Records from a collection
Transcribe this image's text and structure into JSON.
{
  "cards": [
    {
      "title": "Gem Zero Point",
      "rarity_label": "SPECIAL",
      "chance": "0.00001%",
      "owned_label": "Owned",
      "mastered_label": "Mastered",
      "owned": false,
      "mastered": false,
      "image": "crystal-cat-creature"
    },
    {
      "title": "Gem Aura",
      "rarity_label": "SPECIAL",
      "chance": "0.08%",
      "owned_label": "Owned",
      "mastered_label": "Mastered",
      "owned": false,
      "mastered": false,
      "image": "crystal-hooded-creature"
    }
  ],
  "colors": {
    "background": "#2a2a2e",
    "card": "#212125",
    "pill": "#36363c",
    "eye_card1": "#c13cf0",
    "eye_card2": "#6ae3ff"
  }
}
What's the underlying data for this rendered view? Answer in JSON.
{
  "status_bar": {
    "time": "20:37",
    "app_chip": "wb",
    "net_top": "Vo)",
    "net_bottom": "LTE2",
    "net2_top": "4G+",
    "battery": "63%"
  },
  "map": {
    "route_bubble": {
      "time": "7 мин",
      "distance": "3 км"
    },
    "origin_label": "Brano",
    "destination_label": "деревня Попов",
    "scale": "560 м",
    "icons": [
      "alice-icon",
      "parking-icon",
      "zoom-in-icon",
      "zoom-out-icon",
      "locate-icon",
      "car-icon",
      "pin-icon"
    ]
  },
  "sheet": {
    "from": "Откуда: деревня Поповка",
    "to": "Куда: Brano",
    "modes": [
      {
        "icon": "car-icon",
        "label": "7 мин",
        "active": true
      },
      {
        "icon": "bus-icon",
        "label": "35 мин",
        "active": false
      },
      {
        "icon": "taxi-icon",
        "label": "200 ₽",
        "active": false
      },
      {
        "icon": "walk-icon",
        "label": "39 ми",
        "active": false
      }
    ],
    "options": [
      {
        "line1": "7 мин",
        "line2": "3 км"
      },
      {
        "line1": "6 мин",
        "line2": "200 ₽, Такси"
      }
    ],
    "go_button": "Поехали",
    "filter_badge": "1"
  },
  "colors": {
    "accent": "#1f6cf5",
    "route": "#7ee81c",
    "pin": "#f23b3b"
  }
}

Your task. Go through the listing above and locate each line that holds the word "деревня". Copy those lines.

Solved exercise.
    "destination_label": "деревня Попов",
    "from": "Откуда: деревня Поповка",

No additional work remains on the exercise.